* _What you should do_: Copy every line of the material below word for word.

* _Provided material_:

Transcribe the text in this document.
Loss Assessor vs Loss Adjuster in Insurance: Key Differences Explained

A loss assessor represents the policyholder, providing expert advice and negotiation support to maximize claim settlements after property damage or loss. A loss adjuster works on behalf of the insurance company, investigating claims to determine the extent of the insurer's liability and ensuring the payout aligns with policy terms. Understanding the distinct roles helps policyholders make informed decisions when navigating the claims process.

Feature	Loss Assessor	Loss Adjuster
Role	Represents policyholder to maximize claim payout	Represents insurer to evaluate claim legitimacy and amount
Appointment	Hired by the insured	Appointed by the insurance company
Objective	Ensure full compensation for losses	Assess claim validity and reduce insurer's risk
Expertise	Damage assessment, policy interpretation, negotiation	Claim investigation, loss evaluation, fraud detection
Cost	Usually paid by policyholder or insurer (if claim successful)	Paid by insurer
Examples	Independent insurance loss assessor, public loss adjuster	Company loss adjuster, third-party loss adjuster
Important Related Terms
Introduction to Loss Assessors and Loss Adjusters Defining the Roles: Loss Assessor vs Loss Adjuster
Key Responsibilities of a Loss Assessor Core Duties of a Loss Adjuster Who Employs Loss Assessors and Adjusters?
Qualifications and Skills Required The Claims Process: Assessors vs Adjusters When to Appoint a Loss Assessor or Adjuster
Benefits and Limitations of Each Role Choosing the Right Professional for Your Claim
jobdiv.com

* _Answer below_:
Transcribe the text in this document.
Loss Assessor vs Loss Adjuster in Insurance: Key Differences Explained

A loss assessor represents the policyholder, providing expert advice and negotiation support to maximize claim settlements after property damage or loss. A loss adjuster works on behalf of the insurance company, investigating claims to determine the extent of the insurer's liability and ensuring the payout aligns with policy terms. Understanding the distinct roles helps policyholders make informed decisions when navigating the claims process.

Feature	Loss Assessor	Loss Adjuster
Role	Represents policyholder to maximize claim payout	Represents insurer to evaluate claim legitimacy and amount
Appointment	Hired by the insured	Appointed by the insurance company
Objective	Ensure full compensation for losses	Assess claim validity and reduce insurer's risk
Expertise	Damage assessment, policy interpretation, negotiation	Claim investigation, loss evaluation, fraud detection
Cost	Usually paid by policyholder or insurer (if claim successful)	Paid by insurer
Examples	Independent insurance loss assessor, public loss adjuster	Company loss adjuster, third-party loss adjuster
Important Related Terms
Introduction to Loss Assessors and Loss Adjusters Defining the Roles: Loss Assessor vs Loss Adjuster
Key Responsibilities of a Loss Assessor Core Duties of a Loss Adjuster Who Employs Loss Assessors and Adjusters?
Qualifications and Skills Required The Claims Process: Assessors vs Adjusters When to Appoint a Loss Assessor or Adjuster
Benefits and Limitations of Each Role Choosing the Right Professional for Your Claim
jobdiv.com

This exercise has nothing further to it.